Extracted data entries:
---------------
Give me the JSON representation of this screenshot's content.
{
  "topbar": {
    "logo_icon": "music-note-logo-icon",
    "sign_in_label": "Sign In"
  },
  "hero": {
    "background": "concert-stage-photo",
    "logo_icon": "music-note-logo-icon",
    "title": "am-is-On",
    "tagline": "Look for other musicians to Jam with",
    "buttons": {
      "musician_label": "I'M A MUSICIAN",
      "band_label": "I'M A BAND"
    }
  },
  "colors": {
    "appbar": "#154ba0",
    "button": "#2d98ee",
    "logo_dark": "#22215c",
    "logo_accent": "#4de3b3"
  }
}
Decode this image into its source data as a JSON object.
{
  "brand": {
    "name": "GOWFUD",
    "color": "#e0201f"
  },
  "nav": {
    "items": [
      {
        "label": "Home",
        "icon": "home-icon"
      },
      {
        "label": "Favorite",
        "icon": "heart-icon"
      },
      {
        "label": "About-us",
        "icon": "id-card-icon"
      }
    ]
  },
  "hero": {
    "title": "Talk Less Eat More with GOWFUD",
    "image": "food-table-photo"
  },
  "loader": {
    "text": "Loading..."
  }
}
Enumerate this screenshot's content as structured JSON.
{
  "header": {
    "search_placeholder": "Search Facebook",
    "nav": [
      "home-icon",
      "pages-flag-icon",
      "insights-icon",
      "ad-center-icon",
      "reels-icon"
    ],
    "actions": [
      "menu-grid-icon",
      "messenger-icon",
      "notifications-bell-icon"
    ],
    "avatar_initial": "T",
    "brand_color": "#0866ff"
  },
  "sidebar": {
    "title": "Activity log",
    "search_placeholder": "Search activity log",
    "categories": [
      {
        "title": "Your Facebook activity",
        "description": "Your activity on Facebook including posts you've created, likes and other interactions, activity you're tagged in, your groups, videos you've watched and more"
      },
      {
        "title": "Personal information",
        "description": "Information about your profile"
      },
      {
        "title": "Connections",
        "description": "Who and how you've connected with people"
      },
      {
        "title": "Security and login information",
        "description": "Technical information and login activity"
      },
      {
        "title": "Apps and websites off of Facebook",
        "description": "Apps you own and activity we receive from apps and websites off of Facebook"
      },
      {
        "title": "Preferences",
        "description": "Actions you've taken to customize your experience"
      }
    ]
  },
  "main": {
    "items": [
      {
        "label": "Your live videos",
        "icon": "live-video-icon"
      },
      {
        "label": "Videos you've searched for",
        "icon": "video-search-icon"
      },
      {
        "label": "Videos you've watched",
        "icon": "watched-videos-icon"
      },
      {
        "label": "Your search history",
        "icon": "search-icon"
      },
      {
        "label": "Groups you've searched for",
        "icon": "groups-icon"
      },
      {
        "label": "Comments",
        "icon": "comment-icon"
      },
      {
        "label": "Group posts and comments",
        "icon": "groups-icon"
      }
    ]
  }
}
---------------
GOAL >>
Your task is to reproduce all of the records exactly.

RESPONSE TO THIS EXERCISE >>
Give me the JSON representation of this screenshot's content.
{
  "topbar": {
    "logo_icon": "music-note-logo-icon",
    "sign_in_label": "Sign In"
  },
  "hero": {
    "background": "concert-stage-photo",
    "logo_icon": "music-note-logo-icon",
    "title": "am-is-On",
    "tagline": "Look for other musicians to Jam with",
    "buttons": {
      "musician_label": "I'M A MUSICIAN",
      "band_label": "I'M A BAND"
    }
  },
  "colors": {
    "appbar": "#154ba0",
    "button": "#2d98ee",
    "logo_dark": "#22215c",
    "logo_accent": "#4de3b3"
  }
}
Decode this image into its source data as a JSON object.
{
  "brand": {
    "name": "GOWFUD",
    "color": "#e0201f"
  },
  "nav": {
    "items": [
      {
        "label": "Home",
        "icon": "home-icon"
      },
      {
        "label": "Favorite",
        "icon": "heart-icon"
      },
      {
        "label": "About-us",
        "icon": "id-card-icon"
      }
    ]
  },
  "hero": {
    "title": "Talk Less Eat More with GOWFUD",
    "image": "food-table-photo"
  },
  "loader": {
    "text": "Loading..."
  }
}
Enumerate this screenshot's content as structured JSON.
{
  "header": {
    "search_placeholder": "Search Facebook",
    "nav": [
      "home-icon",
      "pages-flag-icon",
      "insights-icon",
      "ad-center-icon",
      "reels-icon"
    ],
    "actions": [
      "menu-grid-icon",
      "messenger-icon",
      "notifications-bell-icon"
    ],
    "avatar_initial": "T",
    "brand_color": "#0866ff"
  },
  "sidebar": {
    "title": "Activity log",
    "search_placeholder": "Search activity log",
    "categories": [
      {
        "title": "Your Facebook activity",
        "description": "Your activity on Facebook including posts you've created, likes and other interactions, activity you're tagged in, your groups, videos you've watched and more"
      },
      {
        "title": "Personal information",
        "description": "Information about your profile"
      },
      {
        "title": "Connections",
        "description": "Who and how you've connected with people"
      },
      {
        "title": "Security and login information",
        "description": "Technical information and login activity"
      },
      {
        "title": "Apps and websites off of Facebook",
        "description": "Apps you own and activity we receive from apps and websites off of Facebook"
      },
      {
        "title": "Preferences",
        "description": "Actions you've taken to customize your experience"
      }
    ]
  },
  "main": {
    "items": [
      {
        "label": "Your live videos",
        "icon": "live-video-icon"
      },
      {
        "label": "Videos you've searched for",
        "icon": "video-search-icon"
      },
      {
        "label": "Videos you've watched",
        "icon": "watched-videos-icon"
      },
      {
        "label": "Your search history",
        "icon": "search-icon"
      },
      {
        "label": "Groups you've searched for",
        "icon": "groups-icon"
      },
      {
        "label": "Comments",
        "icon": "comment-icon"
      },
      {
        "label": "Group posts and comments",
        "icon": "groups-icon"
      }
    ]
  }
}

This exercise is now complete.